What you need to do »
Transcribe every line of the records verbatim.

Data entries »
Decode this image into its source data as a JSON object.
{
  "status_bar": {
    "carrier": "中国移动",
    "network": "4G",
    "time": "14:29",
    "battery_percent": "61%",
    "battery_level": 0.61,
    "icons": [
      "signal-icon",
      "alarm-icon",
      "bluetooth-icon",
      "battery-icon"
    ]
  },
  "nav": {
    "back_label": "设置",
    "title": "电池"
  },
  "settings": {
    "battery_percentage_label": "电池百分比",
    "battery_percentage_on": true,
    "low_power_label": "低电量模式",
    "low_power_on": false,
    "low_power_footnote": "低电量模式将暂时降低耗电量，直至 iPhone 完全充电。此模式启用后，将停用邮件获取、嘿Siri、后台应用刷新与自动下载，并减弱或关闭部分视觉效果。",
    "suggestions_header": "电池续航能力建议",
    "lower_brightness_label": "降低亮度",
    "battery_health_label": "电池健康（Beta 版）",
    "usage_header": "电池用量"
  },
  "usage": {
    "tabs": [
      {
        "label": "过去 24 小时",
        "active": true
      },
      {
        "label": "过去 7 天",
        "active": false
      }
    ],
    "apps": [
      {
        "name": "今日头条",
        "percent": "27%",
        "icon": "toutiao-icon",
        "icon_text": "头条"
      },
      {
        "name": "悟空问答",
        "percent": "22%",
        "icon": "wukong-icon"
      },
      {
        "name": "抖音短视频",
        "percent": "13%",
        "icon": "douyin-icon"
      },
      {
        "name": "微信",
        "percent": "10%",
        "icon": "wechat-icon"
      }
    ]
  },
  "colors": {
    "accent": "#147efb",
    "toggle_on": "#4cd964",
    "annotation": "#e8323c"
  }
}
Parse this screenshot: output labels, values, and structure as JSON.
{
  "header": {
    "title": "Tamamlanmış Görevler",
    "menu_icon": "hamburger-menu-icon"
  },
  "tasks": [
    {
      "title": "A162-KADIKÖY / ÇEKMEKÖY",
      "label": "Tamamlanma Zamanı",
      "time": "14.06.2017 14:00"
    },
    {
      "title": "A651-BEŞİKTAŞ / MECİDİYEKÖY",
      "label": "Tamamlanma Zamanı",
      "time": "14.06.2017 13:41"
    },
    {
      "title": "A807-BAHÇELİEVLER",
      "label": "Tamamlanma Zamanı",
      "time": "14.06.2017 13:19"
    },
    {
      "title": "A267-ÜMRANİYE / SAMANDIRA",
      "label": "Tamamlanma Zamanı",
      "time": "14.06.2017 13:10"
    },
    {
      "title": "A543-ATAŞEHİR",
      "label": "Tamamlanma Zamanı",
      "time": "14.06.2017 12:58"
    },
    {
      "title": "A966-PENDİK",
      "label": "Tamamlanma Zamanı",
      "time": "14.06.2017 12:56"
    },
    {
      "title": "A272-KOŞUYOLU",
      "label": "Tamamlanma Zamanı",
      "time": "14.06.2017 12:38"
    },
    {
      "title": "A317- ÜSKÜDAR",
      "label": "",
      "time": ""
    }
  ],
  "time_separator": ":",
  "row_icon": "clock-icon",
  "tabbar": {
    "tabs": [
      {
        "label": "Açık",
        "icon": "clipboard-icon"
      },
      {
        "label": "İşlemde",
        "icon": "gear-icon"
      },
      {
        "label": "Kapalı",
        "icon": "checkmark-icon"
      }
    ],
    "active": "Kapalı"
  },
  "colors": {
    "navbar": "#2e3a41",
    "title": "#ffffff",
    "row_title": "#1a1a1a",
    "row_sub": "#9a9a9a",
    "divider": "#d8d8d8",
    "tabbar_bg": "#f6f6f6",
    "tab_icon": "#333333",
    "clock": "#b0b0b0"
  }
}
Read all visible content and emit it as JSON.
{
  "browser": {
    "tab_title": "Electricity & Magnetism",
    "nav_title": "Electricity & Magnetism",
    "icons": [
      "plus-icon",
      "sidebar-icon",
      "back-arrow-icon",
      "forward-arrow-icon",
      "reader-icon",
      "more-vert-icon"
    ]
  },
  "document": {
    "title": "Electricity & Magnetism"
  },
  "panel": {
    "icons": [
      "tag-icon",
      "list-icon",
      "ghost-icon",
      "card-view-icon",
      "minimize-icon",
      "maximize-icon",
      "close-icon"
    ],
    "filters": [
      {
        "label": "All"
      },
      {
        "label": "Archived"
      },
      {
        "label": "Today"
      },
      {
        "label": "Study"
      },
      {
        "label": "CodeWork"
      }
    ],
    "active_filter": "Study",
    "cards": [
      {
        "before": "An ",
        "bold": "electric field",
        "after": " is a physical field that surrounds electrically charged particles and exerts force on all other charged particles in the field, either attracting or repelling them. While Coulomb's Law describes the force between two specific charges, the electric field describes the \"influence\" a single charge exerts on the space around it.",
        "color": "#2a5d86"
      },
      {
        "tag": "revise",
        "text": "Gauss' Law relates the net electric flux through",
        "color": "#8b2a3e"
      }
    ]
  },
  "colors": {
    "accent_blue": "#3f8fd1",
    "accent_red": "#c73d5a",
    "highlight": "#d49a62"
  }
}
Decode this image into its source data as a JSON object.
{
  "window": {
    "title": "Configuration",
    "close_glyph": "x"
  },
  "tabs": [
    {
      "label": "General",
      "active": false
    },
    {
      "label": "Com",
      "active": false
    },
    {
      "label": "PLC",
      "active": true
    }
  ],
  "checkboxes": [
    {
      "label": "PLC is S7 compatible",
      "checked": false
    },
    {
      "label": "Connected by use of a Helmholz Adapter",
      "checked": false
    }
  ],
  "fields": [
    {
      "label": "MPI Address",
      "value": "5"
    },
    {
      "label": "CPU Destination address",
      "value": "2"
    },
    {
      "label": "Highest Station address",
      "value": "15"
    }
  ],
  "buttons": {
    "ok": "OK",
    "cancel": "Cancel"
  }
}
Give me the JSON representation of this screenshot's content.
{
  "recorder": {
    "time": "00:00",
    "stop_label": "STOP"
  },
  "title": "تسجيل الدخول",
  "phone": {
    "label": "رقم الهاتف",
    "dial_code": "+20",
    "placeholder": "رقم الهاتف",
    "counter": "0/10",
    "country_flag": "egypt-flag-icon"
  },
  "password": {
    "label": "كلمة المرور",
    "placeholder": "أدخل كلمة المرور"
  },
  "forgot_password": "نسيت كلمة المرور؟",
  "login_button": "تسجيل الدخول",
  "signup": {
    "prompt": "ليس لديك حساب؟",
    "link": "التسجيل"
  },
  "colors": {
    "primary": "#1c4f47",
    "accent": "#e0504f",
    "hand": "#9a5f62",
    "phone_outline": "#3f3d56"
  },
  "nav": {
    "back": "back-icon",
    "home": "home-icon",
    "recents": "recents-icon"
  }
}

Final result »
Decode this image into its source data as a JSON object.
{
  "status_bar": {
    "carrier": "中国移动",
    "network": "4G",
    "time": "14:29",
    "battery_percent": "61%",
    "battery_level": 0.61,
    "icons": [
      "signal-icon",
      "alarm-icon",
      "bluetooth-icon",
      "battery-icon"
    ]
  },
  "nav": {
    "back_label": "设置",
    "title": "电池"
  },
  "settings": {
    "battery_percentage_label": "电池百分比",
    "battery_percentage_on": true,
    "low_power_label": "低电量模式",
    "low_power_on": false,
    "low_power_footnote": "低电量模式将暂时降低耗电量，直至 iPhone 完全充电。此模式启用后，将停用邮件获取、嘿Siri、后台应用刷新与自动下载，并减弱或关闭部分视觉效果。",
    "suggestions_header": "电池续航能力建议",
    "lower_brightness_label": "降低亮度",
    "battery_health_label": "电池健康（Beta 版）",
    "usage_header": "电池用量"
  },
  "usage": {
    "tabs": [
      {
        "label": "过去 24 小时",
        "active": true
      },
      {
        "label": "过去 7 天",
        "active": false
      }
    ],
    "apps": [
      {
        "name": "今日头条",
        "percent": "27%",
        "icon": "toutiao-icon",
        "icon_text": "头条"
      },
      {
        "name": "悟空问答",
        "percent": "22%",
        "icon": "wukong-icon"
      },
      {
        "name": "抖音短视频",
        "percent": "13%",
        "icon": "douyin-icon"
      },
      {
        "name": "微信",
        "percent": "10%",
        "icon": "wechat-icon"
      }
    ]
  },
  "colors": {
    "accent": "#147efb",
    "toggle_on": "#4cd964",
    "annotation": "#e8323c"
  }
}
Parse this screenshot: output labels, values, and structure as JSON.
{
  "header": {
    "title": "Tamamlanmış Görevler",
    "menu_icon": "hamburger-menu-icon"
  },
  "tasks": [
    {
      "title": "A162-KADIKÖY / ÇEKMEKÖY",
      "label": "Tamamlanma Zamanı",
      "time": "14.06.2017 14:00"
    },
    {
      "title": "A651-BEŞİKTAŞ / MECİDİYEKÖY",
      "label": "Tamamlanma Zamanı",
      "time": "14.06.2017 13:41"
    },
    {
      "title": "A807-BAHÇELİEVLER",
      "label": "Tamamlanma Zamanı",
      "time": "14.06.2017 13:19"
    },
    {
      "title": "A267-ÜMRANİYE / SAMANDIRA",
      "label": "Tamamlanma Zamanı",
      "time": "14.06.2017 13:10"
    },
    {
      "title": "A543-ATAŞEHİR",
      "label": "Tamamlanma Zamanı",
      "time": "14.06.2017 12:58"
    },
    {
      "title": "A966-PENDİK",
      "label": "Tamamlanma Zamanı",
      "time": "14.06.2017 12:56"
    },
    {
      "title": "A272-KOŞUYOLU",
      "label": "Tamamlanma Zamanı",
      "time": "14.06.2017 12:38"
    },
    {
      "title": "A317- ÜSKÜDAR",
      "label": "",
      "time": ""
    }
  ],
  "time_separator": ":",
  "row_icon": "clock-icon",
  "tabbar": {
    "tabs": [
      {
        "label": "Açık",
        "icon": "clipboard-icon"
      },
      {
        "label": "İşlemde",
        "icon": "gear-icon"
      },
      {
        "label": "Kapalı",
        "icon": "checkmark-icon"
      }
    ],
    "active": "Kapalı"
  },
  "colors": {
    "navbar": "#2e3a41",
    "title": "#ffffff",
    "row_title": "#1a1a1a",
    "row_sub": "#9a9a9a",
    "divider": "#d8d8d8",
    "tabbar_bg": "#f6f6f6",
    "tab_icon": "#333333",
    "clock": "#b0b0b0"
  }
}
Read all visible content and emit it as JSON.
{
  "browser": {
    "tab_title": "Electricity & Magnetism",
    "nav_title": "Electricity & Magnetism",
    "icons": [
      "plus-icon",
      "sidebar-icon",
      "back-arrow-icon",
      "forward-arrow-icon",
      "reader-icon",
      "more-vert-icon"
    ]
  },
  "document": {
    "title": "Electricity & Magnetism"
  },
  "panel": {
    "icons": [
      "tag-icon",
      "list-icon",
      "ghost-icon",
      "card-view-icon",
      "minimize-icon",
      "maximize-icon",
      "close-icon"
    ],
    "filters": [
      {
        "label": "All"
      },
      {
        "label": "Archived"
      },
      {
        "label": "Today"
      },
      {
        "label": "Study"
      },
      {
        "label": "CodeWork"
      }
    ],
    "active_filter": "Study",
    "cards": [
      {
        "before": "An ",
        "bold": "electric field",
        "after": " is a physical field that surrounds electrically charged particles and exerts force on all other charged particles in the field, either attracting or repelling them. While Coulomb's Law describes the force between two specific charges, the electric field describes the \"influence\" a single charge exerts on the space around it.",
        "color": "#2a5d86"
      },
      {
        "tag": "revise",
        "text": "Gauss' Law relates the net electric flux through",
        "color": "#8b2a3e"
      }
    ]
  },
  "colors": {
    "accent_blue": "#3f8fd1",
    "accent_red": "#c73d5a",
    "highlight": "#d49a62"
  }
}
Decode this image into its source data as a JSON object.
{
  "window": {
    "title": "Configuration",
    "close_glyph": "x"
  },
  "tabs": [
    {
      "label": "General",
      "active": false
    },
    {
      "label": "Com",
      "active": false
    },
    {
      "label": "PLC",
      "active": true
    }
  ],
  "checkboxes": [
    {
      "label": "PLC is S7 compatible",
      "checked": false
    },
    {
      "label": "Connected by use of a Helmholz Adapter",
      "checked": false
    }
  ],
  "fields": [
    {
      "label": "MPI Address",
      "value": "5"
    },
    {
      "label": "CPU Destination address",
      "value": "2"
    },
    {
      "label": "Highest Station address",
      "value": "15"
    }
  ],
  "buttons": {
    "ok": "OK",
    "cancel": "Cancel"
  }
}
Give me the JSON representation of this screenshot's content.
{
  "recorder": {
    "time": "00:00",
    "stop_label": "STOP"
  },
  "title": "تسجيل الدخول",
  "phone": {
    "label": "رقم الهاتف",
    "dial_code": "+20",
    "placeholder": "رقم الهاتف",
    "counter": "0/10",
    "country_flag": "egypt-flag-icon"
  },
  "password": {
    "label": "كلمة المرور",
    "placeholder": "أدخل كلمة المرور"
  },
  "forgot_password": "نسيت كلمة المرور؟",
  "login_button": "تسجيل الدخول",
  "signup": {
    "prompt": "ليس لديك حساب؟",
    "link": "التسجيل"
  },
  "colors": {
    "primary": "#1c4f47",
    "accent": "#e0504f",
    "hand": "#9a5f62",
    "phone_outline": "#3f3d56"
  },
  "nav": {
    "back": "back-icon",
    "home": "home-icon",
    "recents": "recents-icon"
  }
}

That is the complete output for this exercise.